> _Some records_
+---+

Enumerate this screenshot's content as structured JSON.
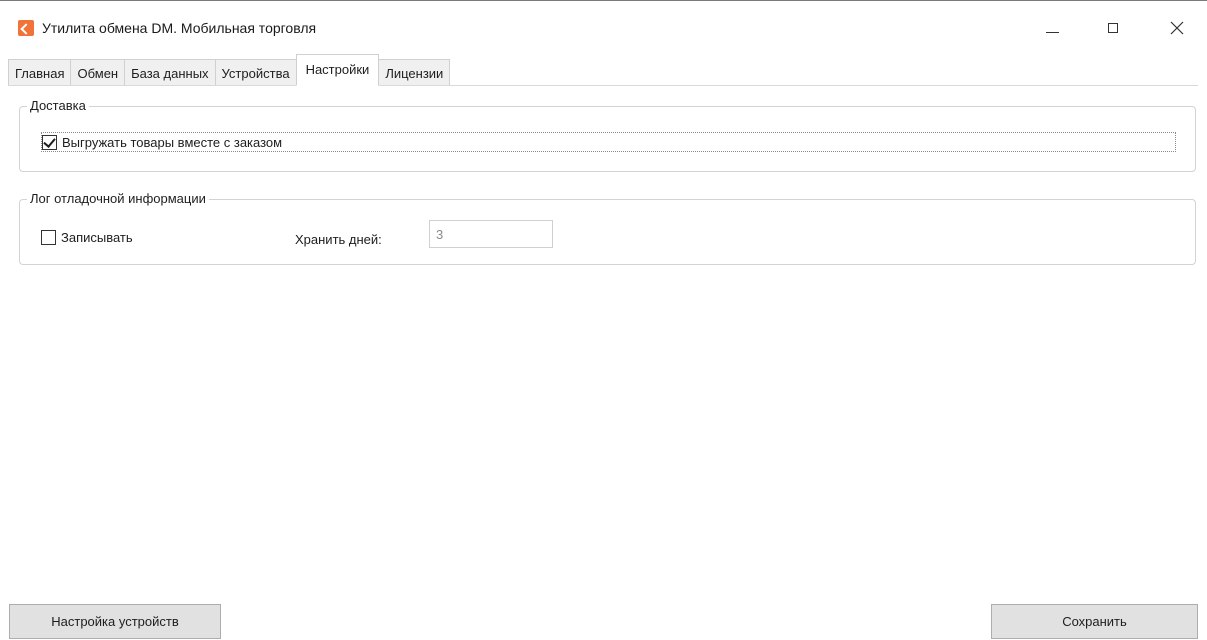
{
  "window": {
    "title": "Утилита обмена DM. Мобильная торговля",
    "icon": "app-logo-icon",
    "accent_color": "#f0733a"
  },
  "tabs": [
    {
      "label": "Главная",
      "active": false
    },
    {
      "label": "Обмен",
      "active": false
    },
    {
      "label": "База данных",
      "active": false
    },
    {
      "label": "Устройства",
      "active": false
    },
    {
      "label": "Настройки",
      "active": true
    },
    {
      "label": "Лицензии",
      "active": false
    }
  ],
  "delivery": {
    "legend": "Доставка",
    "export_goods": {
      "label": "Выгружать товары вместе с заказом",
      "checked": true
    }
  },
  "debug_log": {
    "legend": "Лог отладочной информации",
    "record": {
      "label": "Записывать",
      "checked": false
    },
    "keep_days_label": "Хранить дней:",
    "keep_days_value": "3"
  },
  "buttons": {
    "device_settings": "Настройка устройств",
    "save": "Сохранить"
  }
}
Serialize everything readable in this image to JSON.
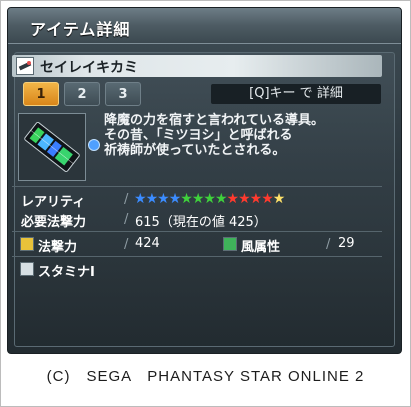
{
  "window": {
    "title": "アイテム詳細"
  },
  "item": {
    "name": "セイレイキカミ",
    "name_icon": "wand-icon",
    "tabs": [
      {
        "label": "1",
        "active": true
      },
      {
        "label": "2",
        "active": false
      },
      {
        "label": "3",
        "active": false
      }
    ],
    "detail_hint": "[Q]キー で 詳細",
    "description": [
      "降魔の力を宿すと言われている導具。",
      "その昔、「ミツヨシ」と呼ばれる",
      "祈祷師が使っていたとされる。"
    ],
    "rarity_label": "レアリティ",
    "rarity_stars": 13,
    "star_colors": [
      "#3b8cff",
      "#3b8cff",
      "#3b8cff",
      "#3b8cff",
      "#3fd13c",
      "#3fd13c",
      "#3fd13c",
      "#3fd13c",
      "#ff3a2e",
      "#ff3a2e",
      "#ff3a2e",
      "#ff3a2e",
      "#ffe26a"
    ],
    "requirement_label": "必要法撃力",
    "requirement_value": "615（現在の値 425）",
    "stats": [
      {
        "icon": "key-icon",
        "label": "法撃力",
        "value": "424"
      },
      {
        "icon": "wind-element-icon",
        "label": "風属性",
        "value": "29"
      }
    ],
    "ability": {
      "icon": "ability-icon",
      "label": "スタミナⅠ"
    }
  },
  "footer": {
    "copyright": "(C)　SEGA　PHANTASY STAR ONLINE 2"
  },
  "colors": {
    "tab_active": "#e39c2f",
    "panel_bg": "#2d383f",
    "title_bar": "#56646b"
  }
}
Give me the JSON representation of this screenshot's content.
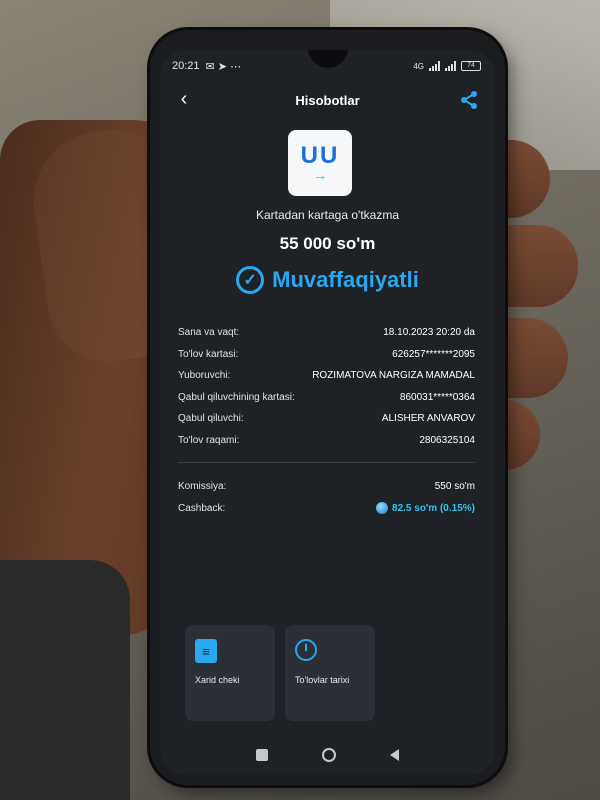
{
  "status_bar": {
    "time": "20:21",
    "network": "4G",
    "battery": "74"
  },
  "header": {
    "title": "Hisobotlar",
    "back_icon": "chevron-left-icon",
    "share_icon": "share-icon"
  },
  "logo": {
    "text": "UU",
    "arrow": "→"
  },
  "transaction": {
    "type": "Kartadan kartaga o'tkazma",
    "amount": "55 000 so'm",
    "status": "Muvaffaqiyatli",
    "status_icon": "check-circle-icon",
    "accent_color": "#2aa8ef"
  },
  "details": [
    {
      "label": "Sana va vaqt:",
      "value": "18.10.2023 20:20 da"
    },
    {
      "label": "To'lov kartasi:",
      "value": "626257*******2095"
    },
    {
      "label": "Yuboruvchi:",
      "value": "ROZIMATOVA NARGIZA MAMADAL"
    },
    {
      "label": "Qabul qiluvchining kartasi:",
      "value": "860031*****0364"
    },
    {
      "label": "Qabul qiluvchi:",
      "value": "ALISHER ANVAROV"
    },
    {
      "label": "To'lov raqami:",
      "value": "2806325104"
    }
  ],
  "fees": {
    "commission_label": "Komissiya:",
    "commission_value": "550 so'm",
    "cashback_label": "Cashback:",
    "cashback_value": "82.5 so'm (0.15%)"
  },
  "actions": [
    {
      "label": "Xarid cheki",
      "icon": "receipt-icon"
    },
    {
      "label": "To'lovlar tarixi",
      "icon": "history-icon"
    }
  ],
  "nav_bar": {
    "icons": [
      "recents-square-icon",
      "home-circle-icon",
      "back-triangle-icon"
    ]
  }
}
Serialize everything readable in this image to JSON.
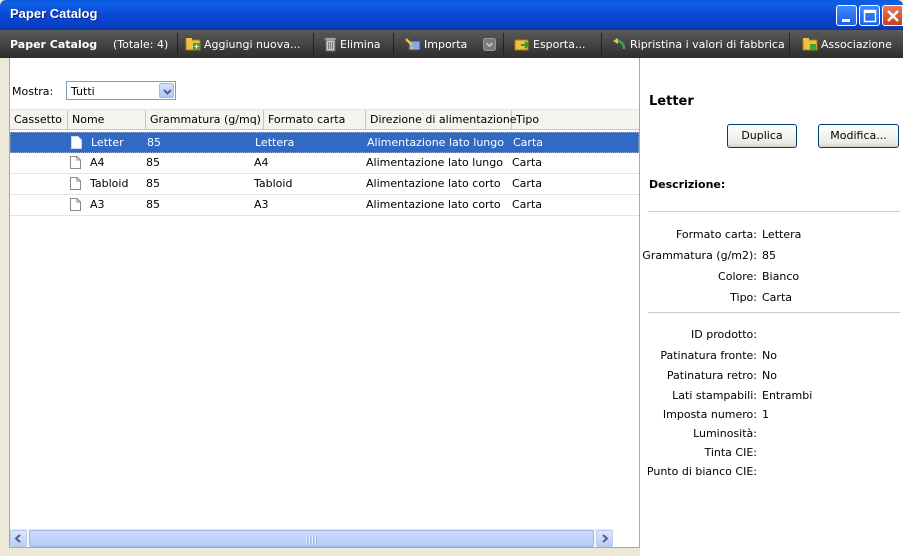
{
  "window": {
    "title": "Paper Catalog"
  },
  "toolbar": {
    "catalog_label": "Paper Catalog",
    "total": "(Totale: 4)",
    "add_new": "Aggiungi nuova...",
    "delete": "Elimina",
    "import": "Importa",
    "export": "Esporta...",
    "restore": "Ripristina i valori di fabbrica",
    "association": "Associazione"
  },
  "filter": {
    "label": "Mostra:",
    "value": "Tutti"
  },
  "columns": [
    "Cassetto",
    "Nome",
    "Grammatura (g/mq)",
    "Formato carta",
    "Direzione di alimentazione",
    "Tipo"
  ],
  "rows": [
    {
      "cassetto": "",
      "nome": "Letter",
      "grammatura": "85",
      "formato": "Lettera",
      "direzione": "Alimentazione lato lungo",
      "tipo": "Carta",
      "selected": true
    },
    {
      "cassetto": "",
      "nome": "A4",
      "grammatura": "85",
      "formato": "A4",
      "direzione": "Alimentazione lato lungo",
      "tipo": "Carta"
    },
    {
      "cassetto": "",
      "nome": "Tabloid",
      "grammatura": "85",
      "formato": "Tabloid",
      "direzione": "Alimentazione lato corto",
      "tipo": "Carta"
    },
    {
      "cassetto": "",
      "nome": "A3",
      "grammatura": "85",
      "formato": "A3",
      "direzione": "Alimentazione lato corto",
      "tipo": "Carta"
    }
  ],
  "details": {
    "title": "Letter",
    "duplicate": "Duplica",
    "modify": "Modifica...",
    "description_label": "Descrizione:",
    "props1": [
      {
        "k": "Formato carta:",
        "v": "Lettera"
      },
      {
        "k": "Grammatura (g/m2):",
        "v": "85"
      },
      {
        "k": "Colore:",
        "v": "Bianco"
      },
      {
        "k": "Tipo:",
        "v": "Carta"
      }
    ],
    "props2": [
      {
        "k": "ID prodotto:",
        "v": ""
      },
      {
        "k": "Patinatura fronte:",
        "v": "No"
      },
      {
        "k": "Patinatura retro:",
        "v": "No"
      },
      {
        "k": "Lati stampabili:",
        "v": "Entrambi"
      },
      {
        "k": "Imposta numero:",
        "v": "1"
      },
      {
        "k": "Luminosità:",
        "v": ""
      },
      {
        "k": "Tinta CIE:",
        "v": ""
      },
      {
        "k": "Punto di bianco CIE:",
        "v": ""
      }
    ]
  },
  "colors": {
    "selection": "#316ac5",
    "titlebar": "#0b48d4",
    "toolbar": "#3a3a3a"
  }
}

+---+

> _PROBLEM REQUIREMENTS_
Which lines include "JSON"? Copy each of them out.

> _EXERCISE ANSWER_
Enumerate this screenshot's content as structured JSON.
Serialize everything readable in this image to JSON.
Give me the JSON representation of this screenshot's content.
Serialize everything readable in this image to JSON.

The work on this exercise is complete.